--- Excerpt from a dataset ---
::::::::::
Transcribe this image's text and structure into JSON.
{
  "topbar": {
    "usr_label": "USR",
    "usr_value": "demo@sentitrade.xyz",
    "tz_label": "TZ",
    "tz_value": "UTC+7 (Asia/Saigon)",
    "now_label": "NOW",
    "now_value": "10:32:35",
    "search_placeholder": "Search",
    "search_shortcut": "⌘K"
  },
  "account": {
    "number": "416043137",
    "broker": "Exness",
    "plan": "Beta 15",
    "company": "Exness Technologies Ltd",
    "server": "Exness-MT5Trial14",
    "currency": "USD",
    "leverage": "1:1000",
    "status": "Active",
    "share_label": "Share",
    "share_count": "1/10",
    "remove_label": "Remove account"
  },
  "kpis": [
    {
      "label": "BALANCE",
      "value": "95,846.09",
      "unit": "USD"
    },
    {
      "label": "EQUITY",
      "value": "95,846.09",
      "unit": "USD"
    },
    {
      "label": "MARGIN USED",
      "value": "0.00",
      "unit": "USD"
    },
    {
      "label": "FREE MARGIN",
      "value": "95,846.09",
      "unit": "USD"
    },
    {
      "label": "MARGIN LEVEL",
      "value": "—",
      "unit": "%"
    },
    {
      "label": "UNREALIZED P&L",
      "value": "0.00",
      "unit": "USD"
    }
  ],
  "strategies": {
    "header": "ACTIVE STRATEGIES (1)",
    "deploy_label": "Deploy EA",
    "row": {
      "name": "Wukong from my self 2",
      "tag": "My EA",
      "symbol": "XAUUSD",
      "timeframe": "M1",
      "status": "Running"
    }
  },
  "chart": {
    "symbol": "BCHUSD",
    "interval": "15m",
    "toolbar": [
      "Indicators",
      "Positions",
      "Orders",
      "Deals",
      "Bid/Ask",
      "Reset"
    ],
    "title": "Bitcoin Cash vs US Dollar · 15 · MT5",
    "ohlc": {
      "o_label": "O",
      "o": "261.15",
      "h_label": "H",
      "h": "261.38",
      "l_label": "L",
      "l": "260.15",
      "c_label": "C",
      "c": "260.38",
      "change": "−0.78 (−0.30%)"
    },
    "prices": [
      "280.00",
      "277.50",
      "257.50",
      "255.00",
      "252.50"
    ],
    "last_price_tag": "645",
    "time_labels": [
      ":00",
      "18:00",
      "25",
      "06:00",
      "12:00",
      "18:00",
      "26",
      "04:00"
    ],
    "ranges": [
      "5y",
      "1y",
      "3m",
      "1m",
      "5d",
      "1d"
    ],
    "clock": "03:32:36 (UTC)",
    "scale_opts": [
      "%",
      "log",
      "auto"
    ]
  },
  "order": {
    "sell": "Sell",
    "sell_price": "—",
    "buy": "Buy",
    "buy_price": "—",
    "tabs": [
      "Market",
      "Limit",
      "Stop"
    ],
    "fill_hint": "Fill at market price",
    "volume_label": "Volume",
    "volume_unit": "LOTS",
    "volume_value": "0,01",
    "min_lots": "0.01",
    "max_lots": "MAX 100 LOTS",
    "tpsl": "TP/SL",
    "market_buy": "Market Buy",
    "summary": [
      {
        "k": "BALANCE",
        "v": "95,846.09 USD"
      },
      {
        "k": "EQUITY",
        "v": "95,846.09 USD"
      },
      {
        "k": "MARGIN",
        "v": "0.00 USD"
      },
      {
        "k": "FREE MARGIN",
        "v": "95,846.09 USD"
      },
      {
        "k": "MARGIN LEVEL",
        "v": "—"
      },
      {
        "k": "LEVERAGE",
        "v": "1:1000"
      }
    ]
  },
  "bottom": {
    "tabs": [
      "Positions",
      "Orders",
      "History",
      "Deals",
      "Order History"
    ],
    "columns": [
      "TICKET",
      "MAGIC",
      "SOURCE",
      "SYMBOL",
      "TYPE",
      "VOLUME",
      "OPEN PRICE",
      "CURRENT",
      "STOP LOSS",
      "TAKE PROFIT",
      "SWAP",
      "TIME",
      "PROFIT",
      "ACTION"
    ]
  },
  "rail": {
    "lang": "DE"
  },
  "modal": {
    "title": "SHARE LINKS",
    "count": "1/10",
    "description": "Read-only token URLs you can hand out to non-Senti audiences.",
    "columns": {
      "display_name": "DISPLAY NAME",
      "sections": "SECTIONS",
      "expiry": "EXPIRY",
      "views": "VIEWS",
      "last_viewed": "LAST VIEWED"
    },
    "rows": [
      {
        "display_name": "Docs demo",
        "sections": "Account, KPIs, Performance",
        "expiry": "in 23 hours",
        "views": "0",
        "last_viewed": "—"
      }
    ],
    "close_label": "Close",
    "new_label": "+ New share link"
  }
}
::::::::::
--- Given problem ---
Using the data above, repeat every line exactly.

--- Response ---
Transcribe this image's text and structure into JSON.
{
  "topbar": {
    "usr_label": "USR",
    "usr_value": "demo@sentitrade.xyz",
    "tz_label": "TZ",
    "tz_value": "UTC+7 (Asia/Saigon)",
    "now_label": "NOW",
    "now_value": "10:32:35",
    "search_placeholder": "Search",
    "search_shortcut": "⌘K"
  },
  "account": {
    "number": "416043137",
    "broker": "Exness",
    "plan": "Beta 15",
    "company": "Exness Technologies Ltd",
    "server": "Exness-MT5Trial14",
    "currency": "USD",
    "leverage": "1:1000",
    "status": "Active",
    "share_label": "Share",
    "share_count": "1/10",
    "remove_label": "Remove account"
  },
  "kpis": [
    {
      "label": "BALANCE",
      "value": "95,846.09",
      "unit": "USD"
    },
    {
      "label": "EQUITY",
      "value": "95,846.09",
      "unit": "USD"
    },
    {
      "label": "MARGIN USED",
      "value": "0.00",
      "unit": "USD"
    },
    {
      "label": "FREE MARGIN",
      "value": "95,846.09",
      "unit": "USD"
    },
    {
      "label": "MARGIN LEVEL",
      "value": "—",
      "unit": "%"
    },
    {
      "label": "UNREALIZED P&L",
      "value": "0.00",
      "unit": "USD"
    }
  ],
  "strategies": {
    "header": "ACTIVE STRATEGIES (1)",
    "deploy_label": "Deploy EA",
    "row": {
      "name": "Wukong from my self 2",
      "tag": "My EA",
      "symbol": "XAUUSD",
      "timeframe": "M1",
      "status": "Running"
    }
  },
  "chart": {
    "symbol": "BCHUSD",
    "interval": "15m",
    "toolbar": [
      "Indicators",
      "Positions",
      "Orders",
      "Deals",
      "Bid/Ask",
      "Reset"
    ],
    "title": "Bitcoin Cash vs US Dollar · 15 · MT5",
    "ohlc": {
      "o_label": "O",
      "o": "261.15",
      "h_label": "H",
      "h": "261.38",
      "l_label": "L",
      "l": "260.15",
      "c_label": "C",
      "c": "260.38",
      "change": "−0.78 (−0.30%)"
    },
    "prices": [
      "280.00",
      "277.50",
      "257.50",
      "255.00",
      "252.50"
    ],
    "last_price_tag": "645",
    "time_labels": [
      ":00",
      "18:00",
      "25",
      "06:00",
      "12:00",
      "18:00",
      "26",
      "04:00"
    ],
    "ranges": [
      "5y",
      "1y",
      "3m",
      "1m",
      "5d",
      "1d"
    ],
    "clock": "03:32:36 (UTC)",
    "scale_opts": [
      "%",
      "log",
      "auto"
    ]
  },
  "order": {
    "sell": "Sell",
    "sell_price": "—",
    "buy": "Buy",
    "buy_price": "—",
    "tabs": [
      "Market",
      "Limit",
      "Stop"
    ],
    "fill_hint": "Fill at market price",
    "volume_label": "Volume",
    "volume_unit": "LOTS",
    "volume_value": "0,01",
    "min_lots": "0.01",
    "max_lots": "MAX 100 LOTS",
    "tpsl": "TP/SL",
    "market_buy": "Market Buy",
    "summary": [
      {
        "k": "BALANCE",
        "v": "95,846.09 USD"
      },
      {
        "k": "EQUITY",
        "v": "95,846.09 USD"
      },
      {
        "k": "MARGIN",
        "v": "0.00 USD"
      },
      {
        "k": "FREE MARGIN",
        "v": "95,846.09 USD"
      },
      {
        "k": "MARGIN LEVEL",
        "v": "—"
      },
      {
        "k": "LEVERAGE",
        "v": "1:1000"
      }
    ]
  },
  "bottom": {
    "tabs": [
      "Positions",
      "Orders",
      "History",
      "Deals",
      "Order History"
    ],
    "columns": [
      "TICKET",
      "MAGIC",
      "SOURCE",
      "SYMBOL",
      "TYPE",
      "VOLUME",
      "OPEN PRICE",
      "CURRENT",
      "STOP LOSS",
      "TAKE PROFIT",
      "SWAP",
      "TIME",
      "PROFIT",
      "ACTION"
    ]
  },
  "rail": {
    "lang": "DE"
  },
  "modal": {
    "title": "SHARE LINKS",
    "count": "1/10",
    "description": "Read-only token URLs you can hand out to non-Senti audiences.",
    "columns": {
      "display_name": "DISPLAY NAME",
      "sections": "SECTIONS",
      "expiry": "EXPIRY",
      "views": "VIEWS",
      "last_viewed": "LAST VIEWED"
    },
    "rows": [
      {
        "display_name": "Docs demo",
        "sections": "Account, KPIs, Performance",
        "expiry": "in 23 hours",
        "views": "0",
        "last_viewed": "—"
      }
    ],
    "close_label": "Close",
    "new_label": "+ New share link"
  }
}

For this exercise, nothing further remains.